EXERCISE INSTRUCTIONS: Quote all entries exactly, leaving pictures aside.

RECORDED DATA:
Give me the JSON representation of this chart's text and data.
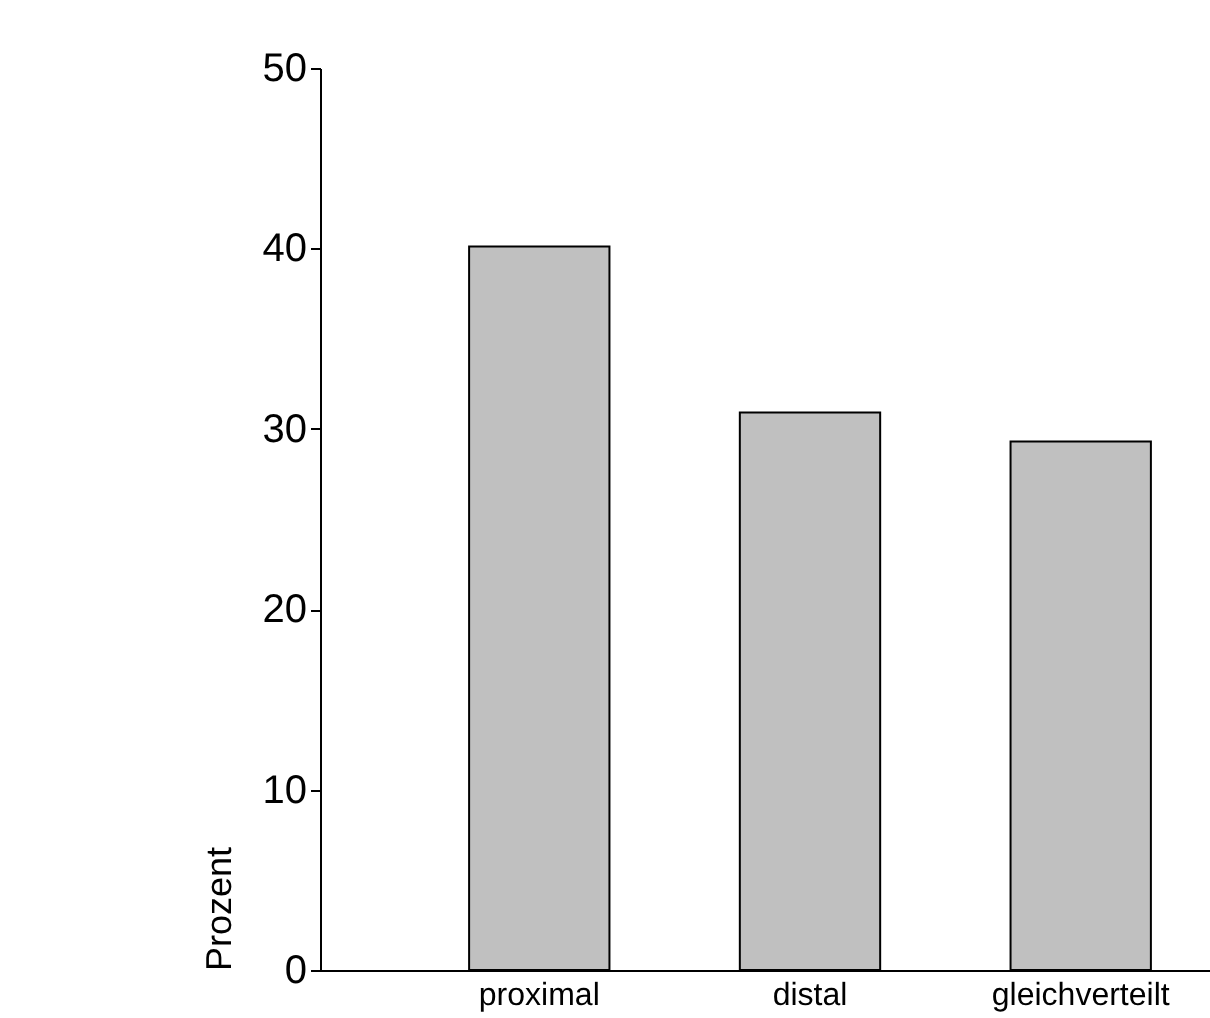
{
  "chart_data": {
    "type": "bar",
    "ylabel": "Prozent",
    "categories": [
      "proximal",
      "distal",
      "gleichverteilt"
    ],
    "values": [
      40.1,
      30.9,
      29.3
    ],
    "color": "#c0c0c0",
    "ylim": [
      0,
      50
    ],
    "yticks": [
      0,
      10,
      20,
      30,
      40,
      50
    ],
    "grid": false
  }
}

SOLUTION FOR THIS PROBLEM:
Give me the JSON representation of this chart's text and data.
{
  "chart_data": {
    "type": "bar",
    "ylabel": "Prozent",
    "categories": [
      "proximal",
      "distal",
      "gleichverteilt"
    ],
    "values": [
      40.1,
      30.9,
      29.3
    ],
    "color": "#c0c0c0",
    "ylim": [
      0,
      50
    ],
    "yticks": [
      0,
      10,
      20,
      30,
      40,
      50
    ],
    "grid": false
  }
}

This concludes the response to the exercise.